INSTRUCTIONS TO FOLLOW: Go through the entries below and print each one exactly, leaving out pictures.

DATASET EXCERPTS:
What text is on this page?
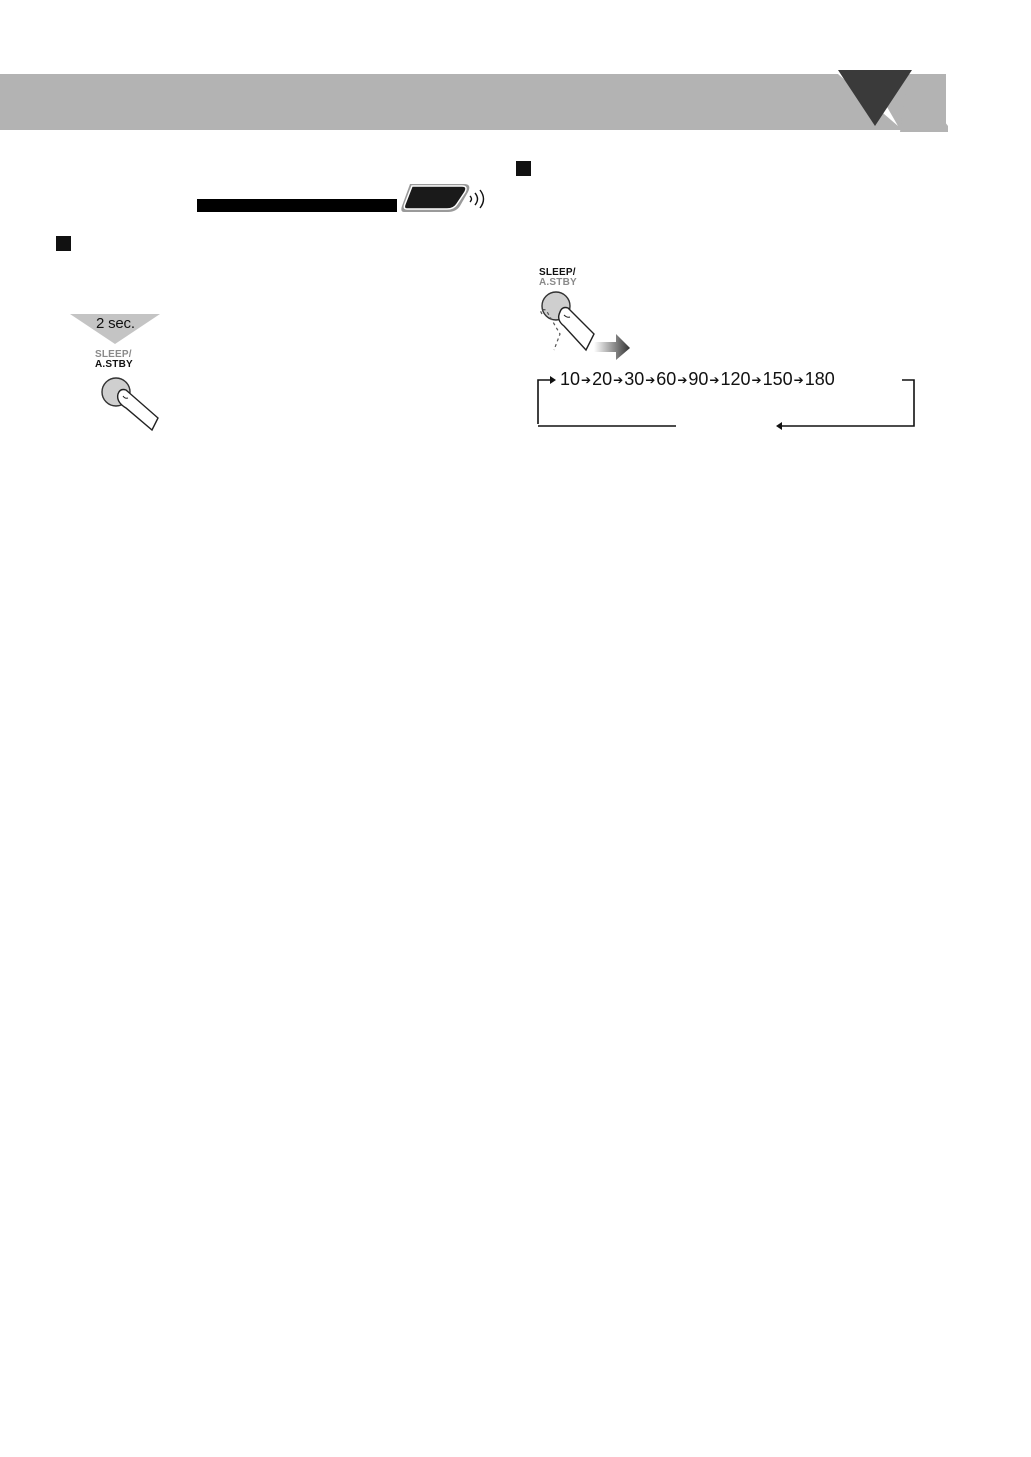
2 sec.
SLEEP/
A.STBY
SLEEP/
A.STBY
10 ➔ 20 ➔ 30 ➔ 60 ➔ 90 ➔ 120 ➔ 150 ➔ 180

FINAL RESULT:
What text is on this page?
2 sec.
SLEEP/
A.STBY
SLEEP/
A.STBY
10 ➔ 20 ➔ 30 ➔ 60 ➔ 90 ➔ 120 ➔ 150 ➔ 180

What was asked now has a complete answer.